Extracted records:
-- Begin --

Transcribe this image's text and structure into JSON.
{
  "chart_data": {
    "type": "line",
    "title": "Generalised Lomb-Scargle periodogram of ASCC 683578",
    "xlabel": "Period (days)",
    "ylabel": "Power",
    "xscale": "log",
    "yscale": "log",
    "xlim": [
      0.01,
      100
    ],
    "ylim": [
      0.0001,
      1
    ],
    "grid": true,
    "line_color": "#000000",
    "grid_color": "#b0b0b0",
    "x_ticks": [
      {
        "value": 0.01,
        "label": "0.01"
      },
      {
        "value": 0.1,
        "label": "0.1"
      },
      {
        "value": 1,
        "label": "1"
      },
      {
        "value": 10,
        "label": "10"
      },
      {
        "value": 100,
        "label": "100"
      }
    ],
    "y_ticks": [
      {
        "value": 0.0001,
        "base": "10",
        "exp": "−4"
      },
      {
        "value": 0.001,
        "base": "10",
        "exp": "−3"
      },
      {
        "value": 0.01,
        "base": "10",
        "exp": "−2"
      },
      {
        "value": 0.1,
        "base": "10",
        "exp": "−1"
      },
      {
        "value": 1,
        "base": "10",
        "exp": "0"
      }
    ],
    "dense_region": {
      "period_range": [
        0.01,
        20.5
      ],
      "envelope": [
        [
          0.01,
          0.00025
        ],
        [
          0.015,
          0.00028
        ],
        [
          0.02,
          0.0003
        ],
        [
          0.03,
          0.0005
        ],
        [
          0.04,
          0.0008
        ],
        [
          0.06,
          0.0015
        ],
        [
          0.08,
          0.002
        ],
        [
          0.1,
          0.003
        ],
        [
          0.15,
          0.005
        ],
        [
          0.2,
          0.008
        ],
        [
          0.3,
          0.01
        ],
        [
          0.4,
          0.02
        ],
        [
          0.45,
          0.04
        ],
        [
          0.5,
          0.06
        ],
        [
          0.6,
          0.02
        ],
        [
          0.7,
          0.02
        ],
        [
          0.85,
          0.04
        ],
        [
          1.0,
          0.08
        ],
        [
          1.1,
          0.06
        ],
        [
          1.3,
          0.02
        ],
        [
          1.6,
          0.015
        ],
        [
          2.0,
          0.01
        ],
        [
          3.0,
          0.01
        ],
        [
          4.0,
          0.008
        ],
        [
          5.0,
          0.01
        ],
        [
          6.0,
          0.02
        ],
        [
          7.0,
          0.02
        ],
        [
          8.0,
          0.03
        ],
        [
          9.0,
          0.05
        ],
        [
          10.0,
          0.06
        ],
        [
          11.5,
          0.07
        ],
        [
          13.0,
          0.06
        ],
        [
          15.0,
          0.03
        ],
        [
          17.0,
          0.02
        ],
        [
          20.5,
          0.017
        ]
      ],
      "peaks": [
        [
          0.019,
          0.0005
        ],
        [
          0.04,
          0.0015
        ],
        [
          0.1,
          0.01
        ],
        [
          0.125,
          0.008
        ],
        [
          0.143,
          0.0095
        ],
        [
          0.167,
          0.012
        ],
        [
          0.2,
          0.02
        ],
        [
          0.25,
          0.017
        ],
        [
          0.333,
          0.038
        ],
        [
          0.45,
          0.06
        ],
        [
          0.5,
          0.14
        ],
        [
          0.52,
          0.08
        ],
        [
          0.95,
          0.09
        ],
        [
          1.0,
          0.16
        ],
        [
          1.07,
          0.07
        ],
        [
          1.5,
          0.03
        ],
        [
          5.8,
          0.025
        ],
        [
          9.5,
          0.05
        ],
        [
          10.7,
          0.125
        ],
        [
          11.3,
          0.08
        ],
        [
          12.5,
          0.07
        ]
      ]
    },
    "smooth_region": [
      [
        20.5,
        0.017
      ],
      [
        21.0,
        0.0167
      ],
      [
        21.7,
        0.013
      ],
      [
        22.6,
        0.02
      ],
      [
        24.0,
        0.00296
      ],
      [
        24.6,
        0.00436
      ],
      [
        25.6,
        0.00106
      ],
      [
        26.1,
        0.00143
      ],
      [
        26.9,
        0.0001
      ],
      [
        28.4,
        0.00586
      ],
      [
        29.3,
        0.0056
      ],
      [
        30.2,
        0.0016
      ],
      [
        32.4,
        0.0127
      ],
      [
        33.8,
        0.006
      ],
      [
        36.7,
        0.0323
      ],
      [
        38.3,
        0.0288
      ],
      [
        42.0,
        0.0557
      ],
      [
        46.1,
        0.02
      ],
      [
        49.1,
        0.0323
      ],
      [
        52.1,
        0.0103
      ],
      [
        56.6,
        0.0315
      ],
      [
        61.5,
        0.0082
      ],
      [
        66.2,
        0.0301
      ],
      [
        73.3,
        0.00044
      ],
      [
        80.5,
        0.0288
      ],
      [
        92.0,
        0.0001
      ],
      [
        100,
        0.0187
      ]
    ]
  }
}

-- End --
-- Begin --

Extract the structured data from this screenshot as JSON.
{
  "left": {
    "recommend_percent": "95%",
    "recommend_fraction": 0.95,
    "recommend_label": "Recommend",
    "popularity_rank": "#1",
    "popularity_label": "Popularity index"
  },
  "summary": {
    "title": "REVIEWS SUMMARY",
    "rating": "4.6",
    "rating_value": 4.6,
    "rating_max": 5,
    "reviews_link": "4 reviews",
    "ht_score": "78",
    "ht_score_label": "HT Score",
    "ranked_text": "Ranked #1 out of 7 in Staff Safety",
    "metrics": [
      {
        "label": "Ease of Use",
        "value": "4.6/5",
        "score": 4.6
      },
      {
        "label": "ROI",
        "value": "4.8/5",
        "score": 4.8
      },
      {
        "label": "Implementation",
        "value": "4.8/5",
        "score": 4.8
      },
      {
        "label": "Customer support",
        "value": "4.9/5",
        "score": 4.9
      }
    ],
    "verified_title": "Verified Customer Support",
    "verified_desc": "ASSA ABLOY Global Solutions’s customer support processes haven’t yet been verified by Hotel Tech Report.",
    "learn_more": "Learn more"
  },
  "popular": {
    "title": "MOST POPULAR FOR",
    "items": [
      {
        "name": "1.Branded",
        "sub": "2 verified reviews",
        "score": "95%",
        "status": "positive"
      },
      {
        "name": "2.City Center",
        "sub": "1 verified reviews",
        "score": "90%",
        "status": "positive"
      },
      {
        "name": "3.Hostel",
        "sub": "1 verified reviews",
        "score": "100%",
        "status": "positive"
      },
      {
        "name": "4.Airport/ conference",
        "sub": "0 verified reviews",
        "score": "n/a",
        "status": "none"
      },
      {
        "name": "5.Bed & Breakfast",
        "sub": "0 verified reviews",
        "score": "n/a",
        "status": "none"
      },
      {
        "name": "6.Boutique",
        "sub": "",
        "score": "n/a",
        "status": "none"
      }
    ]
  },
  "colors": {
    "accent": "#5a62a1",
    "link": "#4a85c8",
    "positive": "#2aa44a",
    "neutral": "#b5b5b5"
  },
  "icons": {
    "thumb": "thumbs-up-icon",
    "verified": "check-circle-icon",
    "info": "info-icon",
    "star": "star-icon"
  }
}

-- End --

**EXERCISE PROMPT:** From the data above, copy each line where the string "this" appears.

**IN RESPONSE:**
Transcribe this image's text and structure into JSON.
Extract the structured data from this screenshot as JSON.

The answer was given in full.